▶ _EXTRACTED DATA_
_ _ _

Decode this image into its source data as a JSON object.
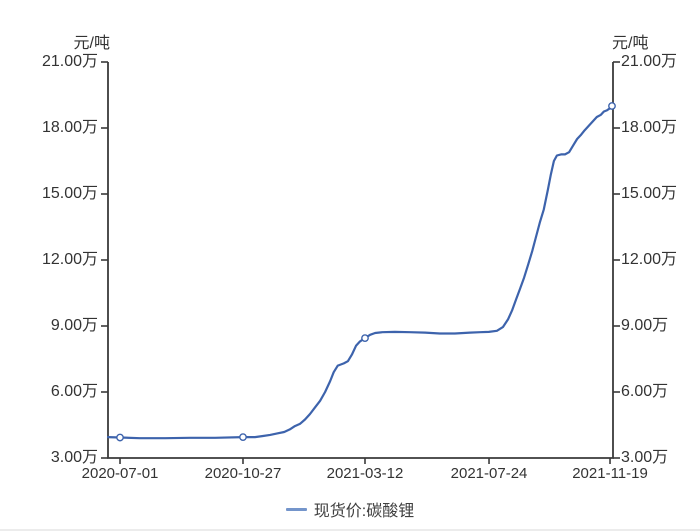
{
  "colors": {
    "line": "#3D63AC",
    "legend_swatch": "#7495CB",
    "axis": "#3a3a3a",
    "text": "#333333",
    "marker_fill": "#ffffff",
    "divider": "#ececec"
  },
  "chart_data": {
    "type": "line",
    "title": "",
    "grid": false,
    "legend_position": "bottom",
    "y_axis": {
      "unit_label_left": "元/吨",
      "unit_label_right": "元/吨",
      "min": 3,
      "max": 21,
      "value_unit": "万元/吨",
      "ticks": [
        {
          "value": 3,
          "label": "3.00万"
        },
        {
          "value": 6,
          "label": "6.00万"
        },
        {
          "value": 9,
          "label": "9.00万"
        },
        {
          "value": 12,
          "label": "12.00万"
        },
        {
          "value": 15,
          "label": "15.00万"
        },
        {
          "value": 18,
          "label": "18.00万"
        },
        {
          "value": 21,
          "label": "21.00万"
        }
      ]
    },
    "x_axis": {
      "ticks": [
        {
          "f": 0.0238,
          "label": "2020-07-01"
        },
        {
          "f": 0.2673,
          "label": "2020-10-27"
        },
        {
          "f": 0.5089,
          "label": "2021-03-12"
        },
        {
          "f": 0.7545,
          "label": "2021-07-24"
        },
        {
          "f": 0.9941,
          "label": "2021-11-19"
        }
      ]
    },
    "series": [
      {
        "name": "现货价:碳酸锂",
        "color": "#3D63AC",
        "values_unit": "万元/吨",
        "points": [
          [
            0.0,
            3.95
          ],
          [
            0.024,
            3.93
          ],
          [
            0.063,
            3.9
          ],
          [
            0.113,
            3.9
          ],
          [
            0.162,
            3.92
          ],
          [
            0.212,
            3.92
          ],
          [
            0.267,
            3.95
          ],
          [
            0.291,
            3.95
          ],
          [
            0.307,
            4.0
          ],
          [
            0.321,
            4.05
          ],
          [
            0.335,
            4.12
          ],
          [
            0.349,
            4.18
          ],
          [
            0.36,
            4.3
          ],
          [
            0.37,
            4.45
          ],
          [
            0.38,
            4.55
          ],
          [
            0.39,
            4.75
          ],
          [
            0.4,
            5.0
          ],
          [
            0.41,
            5.3
          ],
          [
            0.42,
            5.6
          ],
          [
            0.43,
            6.0
          ],
          [
            0.44,
            6.5
          ],
          [
            0.447,
            6.9
          ],
          [
            0.455,
            7.2
          ],
          [
            0.467,
            7.3
          ],
          [
            0.475,
            7.4
          ],
          [
            0.483,
            7.7
          ],
          [
            0.491,
            8.1
          ],
          [
            0.499,
            8.3
          ],
          [
            0.509,
            8.45
          ],
          [
            0.519,
            8.6
          ],
          [
            0.529,
            8.68
          ],
          [
            0.543,
            8.72
          ],
          [
            0.568,
            8.73
          ],
          [
            0.598,
            8.72
          ],
          [
            0.628,
            8.7
          ],
          [
            0.657,
            8.66
          ],
          [
            0.687,
            8.66
          ],
          [
            0.717,
            8.7
          ],
          [
            0.737,
            8.72
          ],
          [
            0.754,
            8.73
          ],
          [
            0.77,
            8.78
          ],
          [
            0.782,
            8.95
          ],
          [
            0.792,
            9.3
          ],
          [
            0.8,
            9.7
          ],
          [
            0.808,
            10.2
          ],
          [
            0.816,
            10.7
          ],
          [
            0.824,
            11.2
          ],
          [
            0.832,
            11.8
          ],
          [
            0.84,
            12.4
          ],
          [
            0.847,
            13.0
          ],
          [
            0.855,
            13.7
          ],
          [
            0.863,
            14.3
          ],
          [
            0.871,
            15.2
          ],
          [
            0.877,
            15.9
          ],
          [
            0.883,
            16.5
          ],
          [
            0.889,
            16.75
          ],
          [
            0.897,
            16.8
          ],
          [
            0.905,
            16.8
          ],
          [
            0.913,
            16.9
          ],
          [
            0.921,
            17.2
          ],
          [
            0.929,
            17.5
          ],
          [
            0.937,
            17.7
          ],
          [
            0.944,
            17.9
          ],
          [
            0.952,
            18.1
          ],
          [
            0.96,
            18.3
          ],
          [
            0.968,
            18.5
          ],
          [
            0.976,
            18.6
          ],
          [
            0.982,
            18.75
          ],
          [
            0.988,
            18.8
          ],
          [
            0.994,
            18.9
          ],
          [
            0.998,
            19.0
          ]
        ],
        "markers": [
          [
            0.0238,
            3.93
          ],
          [
            0.2673,
            3.95
          ],
          [
            0.5089,
            8.45
          ],
          [
            0.998,
            19.0
          ]
        ]
      }
    ]
  },
  "legend": {
    "items": [
      {
        "label": "现货价:碳酸锂"
      }
    ]
  }
}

_ _ _

▶ _PROBLEM DESCRIPTION_
Are you able to set down all the lines above exactly, without any pictures?

▶ _RESULT OF THE EXERCISE_
Decode this image into its source data as a JSON object.
{
  "colors": {
    "line": "#3D63AC",
    "legend_swatch": "#7495CB",
    "axis": "#3a3a3a",
    "text": "#333333",
    "marker_fill": "#ffffff",
    "divider": "#ececec"
  },
  "chart_data": {
    "type": "line",
    "title": "",
    "grid": false,
    "legend_position": "bottom",
    "y_axis": {
      "unit_label_left": "元/吨",
      "unit_label_right": "元/吨",
      "min": 3,
      "max": 21,
      "value_unit": "万元/吨",
      "ticks": [
        {
          "value": 3,
          "label": "3.00万"
        },
        {
          "value": 6,
          "label": "6.00万"
        },
        {
          "value": 9,
          "label": "9.00万"
        },
        {
          "value": 12,
          "label": "12.00万"
        },
        {
          "value": 15,
          "label": "15.00万"
        },
        {
          "value": 18,
          "label": "18.00万"
        },
        {
          "value": 21,
          "label": "21.00万"
        }
      ]
    },
    "x_axis": {
      "ticks": [
        {
          "f": 0.0238,
          "label": "2020-07-01"
        },
        {
          "f": 0.2673,
          "label": "2020-10-27"
        },
        {
          "f": 0.5089,
          "label": "2021-03-12"
        },
        {
          "f": 0.7545,
          "label": "2021-07-24"
        },
        {
          "f": 0.9941,
          "label": "2021-11-19"
        }
      ]
    },
    "series": [
      {
        "name": "现货价:碳酸锂",
        "color": "#3D63AC",
        "values_unit": "万元/吨",
        "points": [
          [
            0.0,
            3.95
          ],
          [
            0.024,
            3.93
          ],
          [
            0.063,
            3.9
          ],
          [
            0.113,
            3.9
          ],
          [
            0.162,
            3.92
          ],
          [
            0.212,
            3.92
          ],
          [
            0.267,
            3.95
          ],
          [
            0.291,
            3.95
          ],
          [
            0.307,
            4.0
          ],
          [
            0.321,
            4.05
          ],
          [
            0.335,
            4.12
          ],
          [
            0.349,
            4.18
          ],
          [
            0.36,
            4.3
          ],
          [
            0.37,
            4.45
          ],
          [
            0.38,
            4.55
          ],
          [
            0.39,
            4.75
          ],
          [
            0.4,
            5.0
          ],
          [
            0.41,
            5.3
          ],
          [
            0.42,
            5.6
          ],
          [
            0.43,
            6.0
          ],
          [
            0.44,
            6.5
          ],
          [
            0.447,
            6.9
          ],
          [
            0.455,
            7.2
          ],
          [
            0.467,
            7.3
          ],
          [
            0.475,
            7.4
          ],
          [
            0.483,
            7.7
          ],
          [
            0.491,
            8.1
          ],
          [
            0.499,
            8.3
          ],
          [
            0.509,
            8.45
          ],
          [
            0.519,
            8.6
          ],
          [
            0.529,
            8.68
          ],
          [
            0.543,
            8.72
          ],
          [
            0.568,
            8.73
          ],
          [
            0.598,
            8.72
          ],
          [
            0.628,
            8.7
          ],
          [
            0.657,
            8.66
          ],
          [
            0.687,
            8.66
          ],
          [
            0.717,
            8.7
          ],
          [
            0.737,
            8.72
          ],
          [
            0.754,
            8.73
          ],
          [
            0.77,
            8.78
          ],
          [
            0.782,
            8.95
          ],
          [
            0.792,
            9.3
          ],
          [
            0.8,
            9.7
          ],
          [
            0.808,
            10.2
          ],
          [
            0.816,
            10.7
          ],
          [
            0.824,
            11.2
          ],
          [
            0.832,
            11.8
          ],
          [
            0.84,
            12.4
          ],
          [
            0.847,
            13.0
          ],
          [
            0.855,
            13.7
          ],
          [
            0.863,
            14.3
          ],
          [
            0.871,
            15.2
          ],
          [
            0.877,
            15.9
          ],
          [
            0.883,
            16.5
          ],
          [
            0.889,
            16.75
          ],
          [
            0.897,
            16.8
          ],
          [
            0.905,
            16.8
          ],
          [
            0.913,
            16.9
          ],
          [
            0.921,
            17.2
          ],
          [
            0.929,
            17.5
          ],
          [
            0.937,
            17.7
          ],
          [
            0.944,
            17.9
          ],
          [
            0.952,
            18.1
          ],
          [
            0.96,
            18.3
          ],
          [
            0.968,
            18.5
          ],
          [
            0.976,
            18.6
          ],
          [
            0.982,
            18.75
          ],
          [
            0.988,
            18.8
          ],
          [
            0.994,
            18.9
          ],
          [
            0.998,
            19.0
          ]
        ],
        "markers": [
          [
            0.0238,
            3.93
          ],
          [
            0.2673,
            3.95
          ],
          [
            0.5089,
            8.45
          ],
          [
            0.998,
            19.0
          ]
        ]
      }
    ]
  },
  "legend": {
    "items": [
      {
        "label": "现货价:碳酸锂"
      }
    ]
  }
}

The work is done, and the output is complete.